EXTRACTED MATERIAL
------------
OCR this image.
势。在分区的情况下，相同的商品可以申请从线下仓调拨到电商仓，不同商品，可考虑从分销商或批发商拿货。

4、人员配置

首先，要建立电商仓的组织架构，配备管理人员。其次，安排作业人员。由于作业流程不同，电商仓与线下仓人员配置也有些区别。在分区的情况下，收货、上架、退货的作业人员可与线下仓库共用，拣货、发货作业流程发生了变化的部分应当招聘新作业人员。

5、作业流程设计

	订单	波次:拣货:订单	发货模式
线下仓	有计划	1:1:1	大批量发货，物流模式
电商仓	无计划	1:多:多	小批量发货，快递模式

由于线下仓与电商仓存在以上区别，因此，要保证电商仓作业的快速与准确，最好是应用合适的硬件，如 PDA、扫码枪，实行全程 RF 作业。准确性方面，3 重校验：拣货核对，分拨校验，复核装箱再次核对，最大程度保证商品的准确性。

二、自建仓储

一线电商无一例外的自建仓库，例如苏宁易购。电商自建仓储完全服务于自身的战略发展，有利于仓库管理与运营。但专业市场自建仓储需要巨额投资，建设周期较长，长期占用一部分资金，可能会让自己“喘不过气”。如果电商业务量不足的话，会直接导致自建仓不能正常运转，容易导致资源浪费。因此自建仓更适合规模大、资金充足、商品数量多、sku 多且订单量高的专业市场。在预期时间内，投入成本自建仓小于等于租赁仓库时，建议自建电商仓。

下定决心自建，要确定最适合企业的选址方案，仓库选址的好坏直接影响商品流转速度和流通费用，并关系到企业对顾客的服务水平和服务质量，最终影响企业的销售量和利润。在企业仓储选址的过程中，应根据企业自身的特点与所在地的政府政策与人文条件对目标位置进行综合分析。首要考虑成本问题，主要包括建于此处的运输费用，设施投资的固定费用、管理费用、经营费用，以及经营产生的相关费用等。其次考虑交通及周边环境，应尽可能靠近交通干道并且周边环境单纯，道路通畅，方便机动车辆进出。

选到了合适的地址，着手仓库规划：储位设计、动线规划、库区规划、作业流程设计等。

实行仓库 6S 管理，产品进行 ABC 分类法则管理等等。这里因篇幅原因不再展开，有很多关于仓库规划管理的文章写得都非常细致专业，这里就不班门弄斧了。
------------
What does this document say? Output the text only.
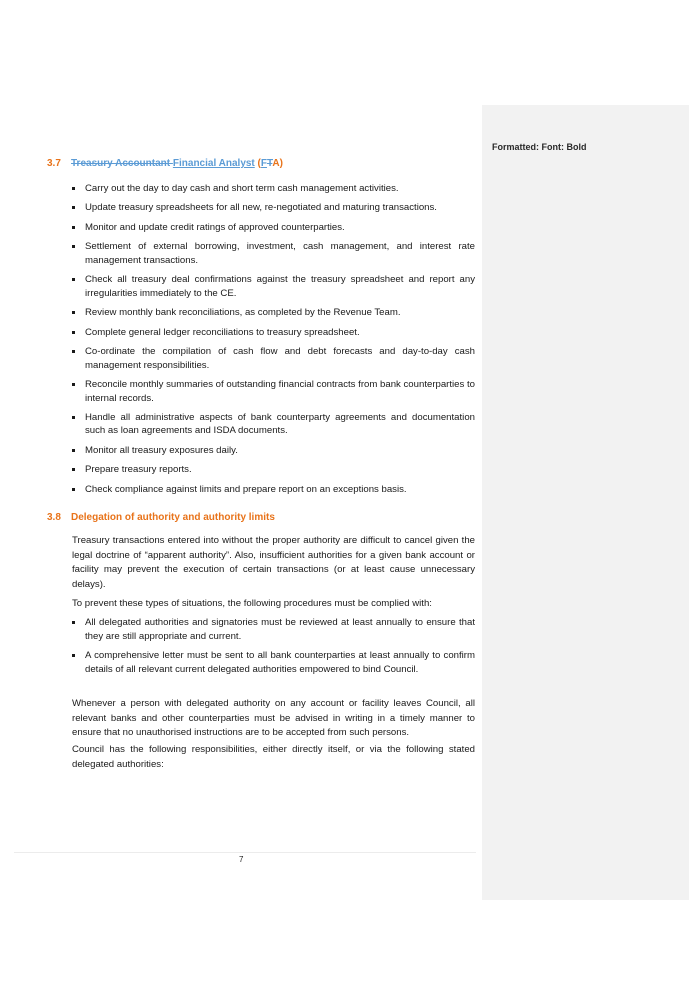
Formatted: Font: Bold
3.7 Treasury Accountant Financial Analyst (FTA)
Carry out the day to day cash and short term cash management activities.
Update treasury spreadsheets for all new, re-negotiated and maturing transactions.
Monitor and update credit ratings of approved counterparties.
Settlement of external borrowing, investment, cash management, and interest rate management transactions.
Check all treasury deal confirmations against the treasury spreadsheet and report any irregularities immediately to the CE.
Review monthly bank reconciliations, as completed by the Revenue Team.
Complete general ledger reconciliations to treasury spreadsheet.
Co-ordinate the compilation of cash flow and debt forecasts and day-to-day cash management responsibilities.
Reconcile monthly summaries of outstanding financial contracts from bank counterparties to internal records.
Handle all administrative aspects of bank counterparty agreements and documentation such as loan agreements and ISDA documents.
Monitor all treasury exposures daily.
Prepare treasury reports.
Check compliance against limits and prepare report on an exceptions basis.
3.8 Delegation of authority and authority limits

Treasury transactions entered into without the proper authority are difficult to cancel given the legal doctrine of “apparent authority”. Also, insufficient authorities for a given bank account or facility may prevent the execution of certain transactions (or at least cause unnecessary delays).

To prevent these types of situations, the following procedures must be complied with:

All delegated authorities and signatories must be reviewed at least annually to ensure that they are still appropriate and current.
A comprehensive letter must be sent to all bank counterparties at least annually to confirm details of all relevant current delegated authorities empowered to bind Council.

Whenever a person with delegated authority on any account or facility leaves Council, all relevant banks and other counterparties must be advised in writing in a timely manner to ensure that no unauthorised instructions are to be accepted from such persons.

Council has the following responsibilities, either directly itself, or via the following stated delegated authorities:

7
------------
WORK REQUIRED
Scan the data for the word "against" and copy every line where it shows up.

THE COMPLETED TASK
Check all treasury deal confirmations against the treasury spreadsheet and report any irregularities immediately to the CE.
Check compliance against limits and prepare report on an exceptions basis.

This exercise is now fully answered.